## [REQUIREMENTS]
Render the following material again verbatim, leaving nothing out.

start

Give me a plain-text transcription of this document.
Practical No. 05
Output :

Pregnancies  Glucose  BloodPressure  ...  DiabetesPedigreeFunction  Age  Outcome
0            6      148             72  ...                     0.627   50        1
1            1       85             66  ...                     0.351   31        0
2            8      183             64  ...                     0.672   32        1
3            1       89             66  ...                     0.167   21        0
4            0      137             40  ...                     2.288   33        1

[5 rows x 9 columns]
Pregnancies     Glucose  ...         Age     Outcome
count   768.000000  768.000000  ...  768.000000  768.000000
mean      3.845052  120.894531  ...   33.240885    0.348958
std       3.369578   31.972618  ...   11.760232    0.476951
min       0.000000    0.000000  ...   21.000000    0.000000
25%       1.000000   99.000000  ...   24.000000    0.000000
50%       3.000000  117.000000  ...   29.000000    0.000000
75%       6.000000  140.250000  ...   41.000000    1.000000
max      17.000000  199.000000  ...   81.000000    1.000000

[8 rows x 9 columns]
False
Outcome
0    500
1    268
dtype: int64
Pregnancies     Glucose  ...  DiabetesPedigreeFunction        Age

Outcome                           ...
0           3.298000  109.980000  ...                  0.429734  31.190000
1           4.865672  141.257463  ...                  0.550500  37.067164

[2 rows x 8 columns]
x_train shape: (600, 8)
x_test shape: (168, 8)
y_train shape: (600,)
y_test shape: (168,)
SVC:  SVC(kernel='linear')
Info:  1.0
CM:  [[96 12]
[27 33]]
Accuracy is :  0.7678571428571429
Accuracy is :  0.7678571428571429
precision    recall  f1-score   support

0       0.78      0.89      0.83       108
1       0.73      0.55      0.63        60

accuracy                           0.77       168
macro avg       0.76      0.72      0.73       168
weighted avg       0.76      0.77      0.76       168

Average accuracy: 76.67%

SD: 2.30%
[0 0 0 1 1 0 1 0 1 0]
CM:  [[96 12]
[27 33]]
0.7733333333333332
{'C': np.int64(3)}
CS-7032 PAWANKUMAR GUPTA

end

## [EXERCISE RESPONSE]
Give me a plain-text transcription of this document.
Practical No. 05
Output :

Pregnancies  Glucose  BloodPressure  ...  DiabetesPedigreeFunction  Age  Outcome
0            6      148             72  ...                     0.627   50        1
1            1       85             66  ...                     0.351   31        0
2            8      183             64  ...                     0.672   32        1
3            1       89             66  ...                     0.167   21        0
4            0      137             40  ...                     2.288   33        1

[5 rows x 9 columns]
Pregnancies     Glucose  ...         Age     Outcome
count   768.000000  768.000000  ...  768.000000  768.000000
mean      3.845052  120.894531  ...   33.240885    0.348958
std       3.369578   31.972618  ...   11.760232    0.476951
min       0.000000    0.000000  ...   21.000000    0.000000
25%       1.000000   99.000000  ...   24.000000    0.000000
50%       3.000000  117.000000  ...   29.000000    0.000000
75%       6.000000  140.250000  ...   41.000000    1.000000
max      17.000000  199.000000  ...   81.000000    1.000000

[8 rows x 9 columns]
False
Outcome
0    500
1    268
dtype: int64
Pregnancies     Glucose  ...  DiabetesPedigreeFunction        Age

Outcome                           ...
0           3.298000  109.980000  ...                  0.429734  31.190000
1           4.865672  141.257463  ...                  0.550500  37.067164

[2 rows x 8 columns]
x_train shape: (600, 8)
x_test shape: (168, 8)
y_train shape: (600,)
y_test shape: (168,)
SVC:  SVC(kernel='linear')
Info:  1.0
CM:  [[96 12]
[27 33]]
Accuracy is :  0.7678571428571429
Accuracy is :  0.7678571428571429
precision    recall  f1-score   support

0       0.78      0.89      0.83       108
1       0.73      0.55      0.63        60

accuracy                           0.77       168
macro avg       0.76      0.72      0.73       168
weighted avg       0.76      0.77      0.76       168

Average accuracy: 76.67%

SD: 2.30%
[0 0 0 1 1 0 1 0 1 0]
CM:  [[96 12]
[27 33]]
0.7733333333333332
{'C': np.int64(3)}
CS-7032 PAWANKUMAR GUPTA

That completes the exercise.